== Given information

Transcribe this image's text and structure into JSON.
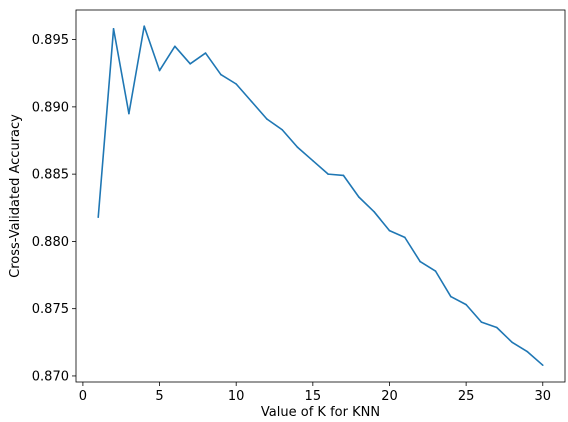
{
  "chart_data": {
    "type": "line",
    "title": "",
    "xlabel": "Value of K for KNN",
    "ylabel": "Cross-Validated Accuracy",
    "xlim": [
      -0.45,
      31.45
    ],
    "ylim": [
      0.86955,
      0.8972
    ],
    "x_ticks": [
      0,
      5,
      10,
      15,
      20,
      25,
      30
    ],
    "x_tick_labels": [
      "0",
      "5",
      "10",
      "15",
      "20",
      "25",
      "30"
    ],
    "y_ticks": [
      0.87,
      0.875,
      0.88,
      0.885,
      0.89,
      0.895
    ],
    "y_tick_labels": [
      "0.870",
      "0.875",
      "0.880",
      "0.885",
      "0.890",
      "0.895"
    ],
    "grid": false,
    "legend": false,
    "series": [
      {
        "color": "#1f77b4",
        "x": [
          1,
          2,
          3,
          4,
          5,
          6,
          7,
          8,
          9,
          10,
          11,
          12,
          13,
          14,
          15,
          16,
          17,
          18,
          19,
          20,
          21,
          22,
          23,
          24,
          25,
          26,
          27,
          28,
          29,
          30
        ],
        "values": [
          0.8818,
          0.8958,
          0.8895,
          0.896,
          0.8927,
          0.8945,
          0.8932,
          0.894,
          0.8924,
          0.8917,
          0.8904,
          0.8891,
          0.8883,
          0.887,
          0.886,
          0.885,
          0.8849,
          0.8833,
          0.8822,
          0.8808,
          0.8803,
          0.8785,
          0.8778,
          0.8759,
          0.8753,
          0.874,
          0.8736,
          0.8725,
          0.8718,
          0.8708
        ]
      }
    ]
  }
}
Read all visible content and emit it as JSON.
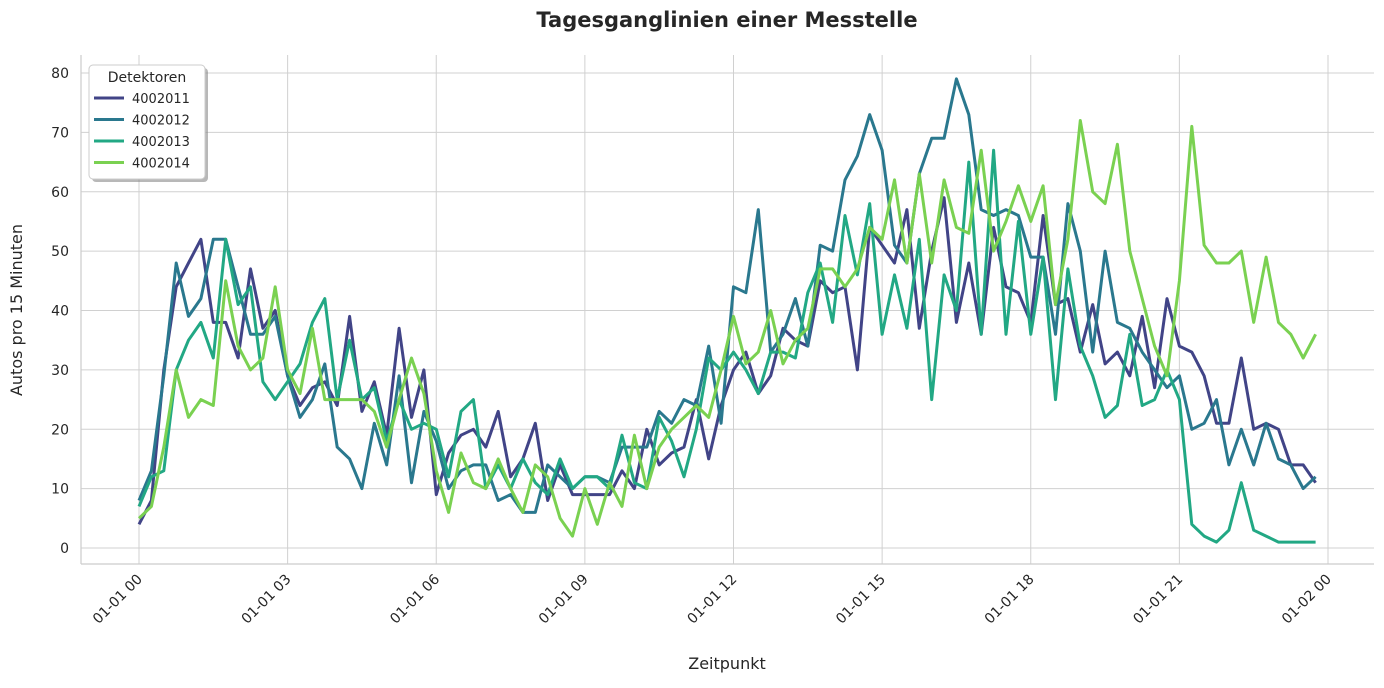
{
  "chart_data": {
    "type": "line",
    "title": "Tagesganglinien einer Messtelle",
    "xlabel": "Zeitpunkt",
    "ylabel": "Autos pro 15 Minuten",
    "x_start": "2000-01-01 00:00",
    "x_interval_minutes": 15,
    "xticks": [
      "01-01 00",
      "01-01 03",
      "01-01 06",
      "01-01 09",
      "01-01 12",
      "01-01 15",
      "01-01 18",
      "01-01 21",
      "01-02 00"
    ],
    "yticks": [
      0,
      10,
      20,
      30,
      40,
      50,
      60,
      70,
      80
    ],
    "ylim": [
      -2.7,
      83
    ],
    "grid": true,
    "legend": {
      "title": "Detektoren",
      "placement": "top-left"
    },
    "series": [
      {
        "name": "4002011",
        "color": "#414487",
        "values": [
          4,
          8,
          30,
          44,
          48,
          52,
          38,
          38,
          32,
          47,
          37,
          40,
          29,
          24,
          27,
          28,
          24,
          39,
          23,
          28,
          19,
          37,
          22,
          30,
          9,
          16,
          19,
          20,
          17,
          23,
          12,
          15,
          21,
          8,
          14,
          9,
          9,
          9,
          9,
          13,
          10,
          20,
          14,
          16,
          17,
          25,
          15,
          24,
          30,
          33,
          26,
          29,
          37,
          35,
          34,
          45,
          43,
          44,
          30,
          54,
          51,
          48,
          57,
          37,
          50,
          59,
          38,
          48,
          36,
          54,
          44,
          43,
          38,
          56,
          41,
          42,
          33,
          41,
          31,
          33,
          29,
          39,
          27,
          42,
          34,
          33,
          29,
          21,
          21,
          32,
          20,
          21,
          20,
          14,
          14,
          11
        ]
      },
      {
        "name": "4002012",
        "color": "#2a788e",
        "values": [
          8,
          13,
          29,
          48,
          39,
          42,
          52,
          52,
          44,
          36,
          36,
          39,
          29,
          22,
          25,
          31,
          17,
          15,
          10,
          21,
          14,
          29,
          11,
          23,
          18,
          10,
          13,
          14,
          14,
          8,
          9,
          6,
          6,
          14,
          12,
          10,
          12,
          12,
          11,
          17,
          17,
          17,
          23,
          21,
          25,
          24,
          34,
          21,
          44,
          43,
          57,
          33,
          36,
          42,
          34,
          51,
          50,
          62,
          66,
          73,
          67,
          51,
          48,
          63,
          69,
          69,
          79,
          73,
          57,
          56,
          57,
          56,
          49,
          49,
          36,
          58,
          50,
          33,
          50,
          38,
          37,
          33,
          30,
          27,
          29,
          20,
          21,
          25,
          14,
          20,
          14,
          21,
          15,
          14,
          10,
          12
        ]
      },
      {
        "name": "4002013",
        "color": "#22a884",
        "values": [
          7,
          12,
          13,
          30,
          35,
          38,
          32,
          52,
          41,
          44,
          28,
          25,
          28,
          31,
          38,
          42,
          25,
          35,
          25,
          27,
          18,
          25,
          20,
          21,
          20,
          12,
          23,
          25,
          10,
          14,
          10,
          15,
          11,
          9,
          15,
          10,
          12,
          12,
          10,
          19,
          11,
          10,
          22,
          18,
          12,
          20,
          32,
          30,
          33,
          30,
          26,
          33,
          33,
          32,
          43,
          48,
          38,
          56,
          46,
          58,
          36,
          46,
          37,
          52,
          25,
          46,
          40,
          65,
          36,
          67,
          36,
          55,
          36,
          49,
          25,
          47,
          34,
          29,
          22,
          24,
          36,
          24,
          25,
          30,
          25,
          4,
          2,
          1,
          3,
          11,
          3,
          2,
          1,
          1,
          1,
          1
        ]
      },
      {
        "name": "4002014",
        "color": "#7ad151",
        "values": [
          5,
          7,
          17,
          30,
          22,
          25,
          24,
          45,
          34,
          30,
          32,
          44,
          30,
          26,
          37,
          25,
          25,
          25,
          25,
          23,
          17,
          25,
          32,
          26,
          13,
          6,
          16,
          11,
          10,
          15,
          10,
          6,
          14,
          12,
          5,
          2,
          10,
          4,
          11,
          7,
          19,
          10,
          17,
          20,
          22,
          24,
          22,
          30,
          39,
          31,
          33,
          40,
          31,
          35,
          37,
          47,
          47,
          44,
          47,
          54,
          52,
          62,
          48,
          63,
          48,
          62,
          54,
          53,
          67,
          50,
          55,
          61,
          55,
          61,
          41,
          52,
          72,
          60,
          58,
          68,
          50,
          42,
          34,
          29,
          45,
          71,
          51,
          48,
          48,
          50,
          38,
          49,
          38,
          36,
          32,
          36
        ]
      }
    ]
  }
}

====

Short problem —
Set out every line from the material that contains the string "color".

Solution to this exercise —
        "color": "#1f77b4",
        "color": "#414487",
        "color": "#2a788e",
        "color": "#22a884",
        "color": "#7ad151",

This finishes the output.